* _Given request_
In the data that follows, count each line holding the string "JSON"; answer with the number only.

* _Data provided_
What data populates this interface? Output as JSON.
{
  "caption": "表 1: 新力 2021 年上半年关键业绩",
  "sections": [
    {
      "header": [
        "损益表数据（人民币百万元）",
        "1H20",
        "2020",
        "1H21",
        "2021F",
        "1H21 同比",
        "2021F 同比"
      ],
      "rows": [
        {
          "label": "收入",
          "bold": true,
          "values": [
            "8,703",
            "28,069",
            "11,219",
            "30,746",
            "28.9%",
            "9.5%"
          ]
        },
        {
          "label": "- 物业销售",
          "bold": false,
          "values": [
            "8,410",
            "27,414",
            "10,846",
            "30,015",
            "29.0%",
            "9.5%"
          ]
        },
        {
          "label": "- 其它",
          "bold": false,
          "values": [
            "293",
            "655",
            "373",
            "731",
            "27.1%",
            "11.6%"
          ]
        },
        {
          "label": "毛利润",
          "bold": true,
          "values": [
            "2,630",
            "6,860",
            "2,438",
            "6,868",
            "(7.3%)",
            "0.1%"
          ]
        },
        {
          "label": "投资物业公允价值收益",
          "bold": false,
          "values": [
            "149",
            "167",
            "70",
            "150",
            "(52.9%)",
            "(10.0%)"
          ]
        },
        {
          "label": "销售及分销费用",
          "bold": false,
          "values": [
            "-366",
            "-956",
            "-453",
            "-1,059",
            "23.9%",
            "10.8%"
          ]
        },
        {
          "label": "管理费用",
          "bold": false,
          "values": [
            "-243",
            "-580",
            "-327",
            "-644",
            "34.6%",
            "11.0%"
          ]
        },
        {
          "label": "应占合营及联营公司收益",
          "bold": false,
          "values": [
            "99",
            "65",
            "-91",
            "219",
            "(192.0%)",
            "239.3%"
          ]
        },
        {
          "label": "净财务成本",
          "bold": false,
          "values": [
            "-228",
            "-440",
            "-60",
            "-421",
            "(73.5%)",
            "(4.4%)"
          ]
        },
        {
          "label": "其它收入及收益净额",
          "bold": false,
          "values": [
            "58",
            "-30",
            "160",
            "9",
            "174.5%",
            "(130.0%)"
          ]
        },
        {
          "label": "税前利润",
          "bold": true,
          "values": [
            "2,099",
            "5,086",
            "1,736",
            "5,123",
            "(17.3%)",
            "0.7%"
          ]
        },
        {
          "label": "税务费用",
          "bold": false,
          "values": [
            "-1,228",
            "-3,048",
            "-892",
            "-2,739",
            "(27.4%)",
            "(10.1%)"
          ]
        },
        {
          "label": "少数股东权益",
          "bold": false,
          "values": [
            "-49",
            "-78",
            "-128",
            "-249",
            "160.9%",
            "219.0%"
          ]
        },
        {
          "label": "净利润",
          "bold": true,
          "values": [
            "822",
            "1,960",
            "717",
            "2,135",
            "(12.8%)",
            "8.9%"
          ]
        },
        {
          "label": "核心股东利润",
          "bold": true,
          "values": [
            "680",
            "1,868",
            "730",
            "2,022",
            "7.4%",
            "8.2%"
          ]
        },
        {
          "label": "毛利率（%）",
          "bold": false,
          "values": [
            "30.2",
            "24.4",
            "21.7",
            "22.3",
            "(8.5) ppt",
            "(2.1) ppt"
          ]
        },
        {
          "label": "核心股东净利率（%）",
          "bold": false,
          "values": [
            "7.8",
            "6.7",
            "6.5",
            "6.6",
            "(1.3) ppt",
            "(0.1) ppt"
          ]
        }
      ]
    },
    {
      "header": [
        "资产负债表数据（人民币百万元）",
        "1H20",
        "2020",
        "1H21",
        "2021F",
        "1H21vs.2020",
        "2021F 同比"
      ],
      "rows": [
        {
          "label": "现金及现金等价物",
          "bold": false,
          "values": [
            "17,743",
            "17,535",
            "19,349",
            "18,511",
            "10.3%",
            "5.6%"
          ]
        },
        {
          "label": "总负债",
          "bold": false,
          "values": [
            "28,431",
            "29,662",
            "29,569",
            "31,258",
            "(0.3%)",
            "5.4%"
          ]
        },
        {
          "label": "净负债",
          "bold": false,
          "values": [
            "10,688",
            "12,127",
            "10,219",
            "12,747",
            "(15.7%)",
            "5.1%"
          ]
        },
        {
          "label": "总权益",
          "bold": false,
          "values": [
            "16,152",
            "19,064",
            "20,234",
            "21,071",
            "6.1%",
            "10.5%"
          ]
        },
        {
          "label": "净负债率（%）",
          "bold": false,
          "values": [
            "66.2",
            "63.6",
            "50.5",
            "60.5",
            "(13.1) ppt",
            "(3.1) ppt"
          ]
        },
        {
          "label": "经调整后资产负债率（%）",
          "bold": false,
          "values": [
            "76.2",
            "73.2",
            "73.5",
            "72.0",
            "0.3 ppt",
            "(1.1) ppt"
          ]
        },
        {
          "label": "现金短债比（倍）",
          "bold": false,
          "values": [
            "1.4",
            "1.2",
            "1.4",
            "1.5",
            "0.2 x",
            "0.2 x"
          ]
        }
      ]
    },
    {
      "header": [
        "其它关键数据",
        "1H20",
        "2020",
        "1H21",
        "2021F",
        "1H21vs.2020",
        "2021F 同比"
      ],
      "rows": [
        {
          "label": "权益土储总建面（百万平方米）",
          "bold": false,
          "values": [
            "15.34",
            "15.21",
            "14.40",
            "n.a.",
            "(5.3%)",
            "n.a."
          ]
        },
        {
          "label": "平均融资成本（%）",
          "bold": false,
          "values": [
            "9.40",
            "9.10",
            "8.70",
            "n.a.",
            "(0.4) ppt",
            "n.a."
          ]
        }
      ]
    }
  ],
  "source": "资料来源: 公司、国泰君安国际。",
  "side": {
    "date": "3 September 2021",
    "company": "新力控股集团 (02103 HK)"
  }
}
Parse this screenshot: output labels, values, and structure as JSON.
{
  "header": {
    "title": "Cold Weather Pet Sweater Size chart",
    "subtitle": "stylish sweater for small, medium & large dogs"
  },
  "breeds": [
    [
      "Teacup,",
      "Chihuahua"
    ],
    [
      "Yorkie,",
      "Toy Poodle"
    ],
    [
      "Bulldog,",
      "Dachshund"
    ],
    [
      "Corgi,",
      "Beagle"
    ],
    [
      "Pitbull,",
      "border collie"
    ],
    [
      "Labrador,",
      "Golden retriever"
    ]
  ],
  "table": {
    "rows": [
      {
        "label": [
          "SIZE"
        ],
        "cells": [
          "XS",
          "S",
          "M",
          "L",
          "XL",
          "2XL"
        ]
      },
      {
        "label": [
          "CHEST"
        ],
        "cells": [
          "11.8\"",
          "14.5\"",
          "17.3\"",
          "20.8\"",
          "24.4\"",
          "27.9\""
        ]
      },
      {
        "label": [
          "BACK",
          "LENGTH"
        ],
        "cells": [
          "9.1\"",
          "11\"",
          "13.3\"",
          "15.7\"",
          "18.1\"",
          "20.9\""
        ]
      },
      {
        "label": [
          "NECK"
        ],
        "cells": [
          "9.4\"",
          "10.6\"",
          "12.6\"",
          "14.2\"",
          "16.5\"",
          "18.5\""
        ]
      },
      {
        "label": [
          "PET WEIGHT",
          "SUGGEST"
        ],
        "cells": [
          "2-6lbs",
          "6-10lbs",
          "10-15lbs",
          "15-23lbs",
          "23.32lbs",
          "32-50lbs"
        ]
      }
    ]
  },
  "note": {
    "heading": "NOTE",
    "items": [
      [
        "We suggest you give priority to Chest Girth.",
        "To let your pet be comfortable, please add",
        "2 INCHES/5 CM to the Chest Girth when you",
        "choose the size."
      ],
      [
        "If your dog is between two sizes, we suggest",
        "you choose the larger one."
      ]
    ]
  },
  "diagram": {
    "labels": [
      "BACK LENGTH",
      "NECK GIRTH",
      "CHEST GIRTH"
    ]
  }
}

* _Final result_
2